What the exercise asks – Copy exactly the lines from the one containing "Output a JSON" through the last line of the records, both included, and nothing more.

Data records
********
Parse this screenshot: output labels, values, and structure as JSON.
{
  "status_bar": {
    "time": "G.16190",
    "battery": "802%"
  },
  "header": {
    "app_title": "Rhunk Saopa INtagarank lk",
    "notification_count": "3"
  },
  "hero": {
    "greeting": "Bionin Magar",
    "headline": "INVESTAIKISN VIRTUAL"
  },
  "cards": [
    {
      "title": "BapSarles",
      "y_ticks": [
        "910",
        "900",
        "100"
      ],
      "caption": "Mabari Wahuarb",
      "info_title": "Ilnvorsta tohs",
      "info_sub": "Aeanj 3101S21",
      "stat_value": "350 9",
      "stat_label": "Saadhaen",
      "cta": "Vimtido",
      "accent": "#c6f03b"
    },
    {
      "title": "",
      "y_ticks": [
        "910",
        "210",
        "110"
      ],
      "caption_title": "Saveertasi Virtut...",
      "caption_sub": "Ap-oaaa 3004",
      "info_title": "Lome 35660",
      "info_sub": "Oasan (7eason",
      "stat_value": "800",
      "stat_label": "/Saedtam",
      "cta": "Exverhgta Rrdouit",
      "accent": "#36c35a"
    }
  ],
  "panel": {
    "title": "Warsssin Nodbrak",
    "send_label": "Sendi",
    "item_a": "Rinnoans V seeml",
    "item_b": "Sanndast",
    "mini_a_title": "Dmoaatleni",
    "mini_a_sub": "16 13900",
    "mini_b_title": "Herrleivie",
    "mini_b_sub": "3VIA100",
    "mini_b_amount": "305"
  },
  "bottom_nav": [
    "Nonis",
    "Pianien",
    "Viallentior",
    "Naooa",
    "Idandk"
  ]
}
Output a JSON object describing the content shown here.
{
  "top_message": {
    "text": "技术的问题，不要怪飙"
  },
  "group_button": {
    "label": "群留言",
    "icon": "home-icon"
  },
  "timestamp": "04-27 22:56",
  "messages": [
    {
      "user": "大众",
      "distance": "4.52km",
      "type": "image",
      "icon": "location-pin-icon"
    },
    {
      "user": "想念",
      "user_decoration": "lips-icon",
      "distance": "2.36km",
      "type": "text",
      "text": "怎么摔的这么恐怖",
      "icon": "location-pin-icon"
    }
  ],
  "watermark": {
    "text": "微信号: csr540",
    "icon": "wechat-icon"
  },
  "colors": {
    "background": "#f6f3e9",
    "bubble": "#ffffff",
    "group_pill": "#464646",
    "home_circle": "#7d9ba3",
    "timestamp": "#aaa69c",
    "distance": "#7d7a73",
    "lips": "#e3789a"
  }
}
********
Solution to the exercise –
Output a JSON object describing the content shown here.
{
  "top_message": {
    "text": "技术的问题，不要怪飙"
  },
  "group_button": {
    "label": "群留言",
    "icon": "home-icon"
  },
  "timestamp": "04-27 22:56",
  "messages": [
    {
      "user": "大众",
      "distance": "4.52km",
      "type": "image",
      "icon": "location-pin-icon"
    },
    {
      "user": "想念",
      "user_decoration": "lips-icon",
      "distance": "2.36km",
      "type": "text",
      "text": "怎么摔的这么恐怖",
      "icon": "location-pin-icon"
    }
  ],
  "watermark": {
    "text": "微信号: csr540",
    "icon": "wechat-icon"
  },
  "colors": {
    "background": "#f6f3e9",
    "bubble": "#ffffff",
    "group_pill": "#464646",
    "home_circle": "#7d9ba3",
    "timestamp": "#aaa69c",
    "distance": "#7d7a73",
    "lips": "#e3789a"
  }
}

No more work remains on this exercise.